● Job:
Could you put each line of the records below into a JSON list of strings, one string per line and no blank lines?

● Source data:

⟨

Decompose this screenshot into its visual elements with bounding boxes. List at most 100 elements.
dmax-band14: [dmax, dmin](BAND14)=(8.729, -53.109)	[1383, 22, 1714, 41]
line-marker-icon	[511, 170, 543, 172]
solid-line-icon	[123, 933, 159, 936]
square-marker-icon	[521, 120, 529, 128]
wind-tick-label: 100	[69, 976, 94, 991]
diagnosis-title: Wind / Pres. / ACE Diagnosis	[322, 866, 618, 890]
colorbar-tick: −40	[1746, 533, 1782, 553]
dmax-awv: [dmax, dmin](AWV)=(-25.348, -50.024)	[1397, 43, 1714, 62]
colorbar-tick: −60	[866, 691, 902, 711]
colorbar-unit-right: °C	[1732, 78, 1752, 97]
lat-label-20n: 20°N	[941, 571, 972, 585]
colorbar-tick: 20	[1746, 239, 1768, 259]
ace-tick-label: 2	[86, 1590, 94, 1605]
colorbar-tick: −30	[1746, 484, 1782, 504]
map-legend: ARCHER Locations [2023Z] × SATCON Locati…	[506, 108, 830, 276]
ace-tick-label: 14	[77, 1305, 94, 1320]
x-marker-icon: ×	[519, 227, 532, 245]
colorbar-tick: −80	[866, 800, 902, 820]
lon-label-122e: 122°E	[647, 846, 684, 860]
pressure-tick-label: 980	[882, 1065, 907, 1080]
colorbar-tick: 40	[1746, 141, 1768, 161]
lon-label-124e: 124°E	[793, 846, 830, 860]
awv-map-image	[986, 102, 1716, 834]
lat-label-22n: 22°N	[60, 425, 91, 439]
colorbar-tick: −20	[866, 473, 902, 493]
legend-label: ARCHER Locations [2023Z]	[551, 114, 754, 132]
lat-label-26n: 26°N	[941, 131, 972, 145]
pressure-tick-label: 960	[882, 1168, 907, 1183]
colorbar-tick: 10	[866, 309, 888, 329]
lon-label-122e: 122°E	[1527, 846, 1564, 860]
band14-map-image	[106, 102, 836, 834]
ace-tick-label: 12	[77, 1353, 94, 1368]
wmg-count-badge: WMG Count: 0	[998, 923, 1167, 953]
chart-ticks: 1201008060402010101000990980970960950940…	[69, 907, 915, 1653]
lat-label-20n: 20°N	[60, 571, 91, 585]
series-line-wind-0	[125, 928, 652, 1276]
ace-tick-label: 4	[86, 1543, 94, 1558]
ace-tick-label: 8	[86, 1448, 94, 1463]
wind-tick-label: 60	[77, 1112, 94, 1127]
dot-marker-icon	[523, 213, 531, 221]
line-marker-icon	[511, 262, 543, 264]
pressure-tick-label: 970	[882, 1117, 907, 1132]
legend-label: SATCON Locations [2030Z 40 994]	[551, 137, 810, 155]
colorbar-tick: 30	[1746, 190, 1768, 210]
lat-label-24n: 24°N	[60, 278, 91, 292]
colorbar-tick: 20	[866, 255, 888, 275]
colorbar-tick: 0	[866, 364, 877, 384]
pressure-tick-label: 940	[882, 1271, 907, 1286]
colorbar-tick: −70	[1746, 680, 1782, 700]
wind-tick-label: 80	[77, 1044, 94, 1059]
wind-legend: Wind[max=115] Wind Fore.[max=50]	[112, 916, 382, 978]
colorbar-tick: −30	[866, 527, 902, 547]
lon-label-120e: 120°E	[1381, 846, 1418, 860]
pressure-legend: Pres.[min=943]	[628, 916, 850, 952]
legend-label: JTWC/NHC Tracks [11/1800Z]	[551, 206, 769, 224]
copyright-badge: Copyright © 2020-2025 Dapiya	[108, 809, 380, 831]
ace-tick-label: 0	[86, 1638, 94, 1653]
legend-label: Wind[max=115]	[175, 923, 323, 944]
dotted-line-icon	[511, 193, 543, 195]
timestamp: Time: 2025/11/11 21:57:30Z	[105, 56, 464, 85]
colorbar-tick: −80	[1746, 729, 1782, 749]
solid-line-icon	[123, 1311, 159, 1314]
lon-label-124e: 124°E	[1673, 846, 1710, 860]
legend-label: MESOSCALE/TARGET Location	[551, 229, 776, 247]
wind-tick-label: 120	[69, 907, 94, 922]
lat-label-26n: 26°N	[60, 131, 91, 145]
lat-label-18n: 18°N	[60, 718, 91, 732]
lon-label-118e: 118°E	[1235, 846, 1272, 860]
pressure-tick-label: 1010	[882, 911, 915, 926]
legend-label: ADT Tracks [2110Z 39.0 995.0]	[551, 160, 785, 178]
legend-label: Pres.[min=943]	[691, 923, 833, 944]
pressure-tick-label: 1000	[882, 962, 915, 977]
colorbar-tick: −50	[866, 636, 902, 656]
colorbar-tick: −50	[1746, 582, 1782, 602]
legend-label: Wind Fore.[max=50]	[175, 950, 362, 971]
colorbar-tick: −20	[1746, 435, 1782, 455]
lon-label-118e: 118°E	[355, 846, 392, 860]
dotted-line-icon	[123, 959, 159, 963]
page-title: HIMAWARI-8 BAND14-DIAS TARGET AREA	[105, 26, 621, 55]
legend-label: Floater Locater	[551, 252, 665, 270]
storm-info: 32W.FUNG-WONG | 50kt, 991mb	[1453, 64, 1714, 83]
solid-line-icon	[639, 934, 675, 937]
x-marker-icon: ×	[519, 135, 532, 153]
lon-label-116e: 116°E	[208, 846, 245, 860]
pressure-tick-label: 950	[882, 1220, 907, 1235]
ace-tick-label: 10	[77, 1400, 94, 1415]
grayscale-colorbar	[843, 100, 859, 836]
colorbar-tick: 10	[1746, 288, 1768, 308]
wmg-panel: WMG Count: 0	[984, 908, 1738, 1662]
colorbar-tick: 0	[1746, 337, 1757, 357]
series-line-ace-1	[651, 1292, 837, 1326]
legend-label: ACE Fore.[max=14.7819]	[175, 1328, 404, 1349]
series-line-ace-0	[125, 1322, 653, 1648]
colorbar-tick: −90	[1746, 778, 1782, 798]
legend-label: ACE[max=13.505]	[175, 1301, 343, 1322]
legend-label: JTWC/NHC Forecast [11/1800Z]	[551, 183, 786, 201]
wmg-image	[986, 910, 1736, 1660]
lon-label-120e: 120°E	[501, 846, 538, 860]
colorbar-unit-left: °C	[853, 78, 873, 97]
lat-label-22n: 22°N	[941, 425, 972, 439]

⟩

● Finished answer:
[
  "Decompose this screenshot into its visual elements with bounding boxes. List at most 100 elements.",
  "dmax-band14: [dmax, dmin](BAND14)=(8.729, -53.109)\t[1383, 22, 1714, 41]",
  "line-marker-icon\t[511, 170, 543, 172]",
  "solid-line-icon\t[123, 933, 159, 936]",
  "square-marker-icon\t[521, 120, 529, 128]",
  "wind-tick-label: 100\t[69, 976, 94, 991]",
  "diagnosis-title: Wind / Pres. / ACE Diagnosis\t[322, 866, 618, 890]",
  "colorbar-tick: −40\t[1746, 533, 1782, 553]",
  "dmax-awv: [dmax, dmin](AWV)=(-25.348, -50.024)\t[1397, 43, 1714, 62]",
  "colorbar-tick: −60\t[866, 691, 902, 711]",
  "colorbar-unit-right: °C\t[1732, 78, 1752, 97]",
  "lat-label-20n: 20°N\t[941, 571, 972, 585]",
  "colorbar-tick: 20\t[1746, 239, 1768, 259]",
  "ace-tick-label: 2\t[86, 1590, 94, 1605]",
  "colorbar-tick: −30\t[1746, 484, 1782, 504]",
  "map-legend: ARCHER Locations [2023Z] × SATCON Locati…\t[506, 108, 830, 276]",
  "ace-tick-label: 14\t[77, 1305, 94, 1320]",
  "x-marker-icon: ×\t[519, 227, 532, 245]",
  "colorbar-tick: −80\t[866, 800, 902, 820]",
  "lon-label-122e: 122°E\t[647, 846, 684, 860]",
  "pressure-tick-label: 980\t[882, 1065, 907, 1080]",
  "colorbar-tick: 40\t[1746, 141, 1768, 161]",
  "lon-label-124e: 124°E\t[793, 846, 830, 860]",
  "awv-map-image\t[986, 102, 1716, 834]",
  "lat-label-22n: 22°N\t[60, 425, 91, 439]",
  "colorbar-tick: −20\t[866, 473, 902, 493]",
  "legend-label: ARCHER Locations [2023Z]\t[551, 114, 754, 132]",
  "lat-label-26n: 26°N\t[941, 131, 972, 145]",
  "pressure-tick-label: 960\t[882, 1168, 907, 1183]",
  "colorbar-tick: 10\t[866, 309, 888, 329]",
  "lon-label-122e: 122°E\t[1527, 846, 1564, 860]",
  "band14-map-image\t[106, 102, 836, 834]",
  "ace-tick-label: 12\t[77, 1353, 94, 1368]",
  "wmg-count-badge: WMG Count: 0\t[998, 923, 1167, 953]",
  "chart-ticks: 1201008060402010101000990980970960950940…\t[69, 907, 915, 1653]",
  "lat-label-20n: 20°N\t[60, 571, 91, 585]",
  "series-line-wind-0\t[125, 928, 652, 1276]",
  "ace-tick-label: 4\t[86, 1543, 94, 1558]",
  "ace-tick-label: 8\t[86, 1448, 94, 1463]",
  "wind-tick-label: 60\t[77, 1112, 94, 1127]",
  "dot-marker-icon\t[523, 213, 531, 221]",
  "line-marker-icon\t[511, 262, 543, 264]",
  "pressure-tick-label: 970\t[882, 1117, 907, 1132]",
  "legend-label: SATCON Locations [2030Z 40 994]\t[551, 137, 810, 155]",
  "colorbar-tick: 30\t[1746, 190, 1768, 210]",
  "lat-label-24n: 24°N\t[60, 278, 91, 292]",
  "colorbar-tick: 20\t[866, 255, 888, 275]",
  "colorbar-tick: 0\t[866, 364, 877, 384]",
  "pressure-tick-label: 940\t[882, 1271, 907, 1286]",
  "colorbar-tick: −70\t[1746, 680, 1782, 700]",
  "wind-tick-label: 80\t[77, 1044, 94, 1059]",
  "wind-legend: Wind[max=115] Wind Fore.[max=50]\t[112, 916, 382, 978]",
  "colorbar-tick: −30\t[866, 527, 902, 547]",
  "lon-label-120e: 120°E\t[1381, 846, 1418, 860]",
  "pressure-legend: Pres.[min=943]\t[628, 916, 850, 952]",
  "legend-label: JTWC/NHC Tracks [11/1800Z]\t[551, 206, 769, 224]",
  "copyright-badge: Copyright © 2020-2025 Dapiya\t[108, 809, 380, 831]",
  "ace-tick-label: 0\t[86, 1638, 94, 1653]",
  "legend-label: Wind[max=115]\t[175, 923, 323, 944]",
  "dotted-line-icon\t[511, 193, 543, 195]",
  "timestamp: Time: 2025/11/11 21:57:30Z\t[105, 56, 464, 85]",
  "colorbar-tick: −80\t[1746, 729, 1782, 749]",
  "solid-line-icon\t[123, 1311, 159, 1314]",
  "lon-label-124e: 124°E\t[1673, 846, 1710, 860]",
  "legend-label: MESOSCALE/TARGET Location\t[551, 229, 776, 247]",
  "wind-tick-label: 120\t[69, 907, 94, 922]",
  "lat-label-26n: 26°N\t[60, 131, 91, 145]",
  "lat-label-18n: 18°N\t[60, 718, 91, 732]",
  "lon-label-118e: 118°E\t[1235, 846, 1272, 860]",
  "pressure-tick-label: 1010\t[882, 911, 915, 926]",
  "legend-label: ADT Tracks [2110Z 39.0 995.0]\t[551, 160, 785, 178]",
  "legend-label: Pres.[min=943]\t[691, 923, 833, 944]",
  "pressure-tick-label: 1000\t[882, 962, 915, 977]",
  "colorbar-tick: −50\t[866, 636, 902, 656]",
  "colorbar-tick: −50\t[1746, 582, 1782, 602]",
  "legend-label: Wind Fore.[max=50]\t[175, 950, 362, 971]",
  "colorbar-tick: −20\t[1746, 435, 1782, 455]",
  "lon-label-118e: 118°E\t[355, 846, 392, 860]",
  "dotted-line-icon\t[123, 959, 159, 963]",
  "page-title: HIMAWARI-8 BAND14-DIAS TARGET AREA\t[105, 26, 621, 55]",
  "legend-label: Floater Locater\t[551, 252, 665, 270]",
  "storm-info: 32W.FUNG-WONG | 50kt, 991mb\t[1453, 64, 1714, 83]",
  "solid-line-icon\t[639, 934, 675, 937]",
  "x-marker-icon: ×\t[519, 135, 532, 153]",
  "lon-label-116e: 116°E\t[208, 846, 245, 860]",
  "pressure-tick-label: 950\t[882, 1220, 907, 1235]",
  "ace-tick-label: 10\t[77, 1400, 94, 1415]",
  "grayscale-colorbar\t[843, 100, 859, 836]",
  "colorbar-tick: 10\t[1746, 288, 1768, 308]",
  "wmg-panel: WMG Count: 0\t[984, 908, 1738, 1662]",
  "colorbar-tick: 0\t[1746, 337, 1757, 357]",
  "series-line-ace-1\t[651, 1292, 837, 1326]",
  "legend-label: ACE Fore.[max=14.7819]\t[175, 1328, 404, 1349]",
  "series-line-ace-0\t[125, 1322, 653, 1648]",
  "colorbar-tick: −90\t[1746, 778, 1782, 798]",
  "legend-label: ACE[max=13.505]\t[175, 1301, 343, 1322]",
  "legend-label: JTWC/NHC Forecast [11/1800Z]\t[551, 183, 786, 201]",
  "wmg-image\t[986, 910, 1736, 1660]",
  "lon-label-120e: 120°E\t[501, 846, 538, 860]",
  "colorbar-unit-left: °C\t[853, 78, 873, 97]",
  "lat-label-22n: 22°N\t[941, 425, 972, 439]"
]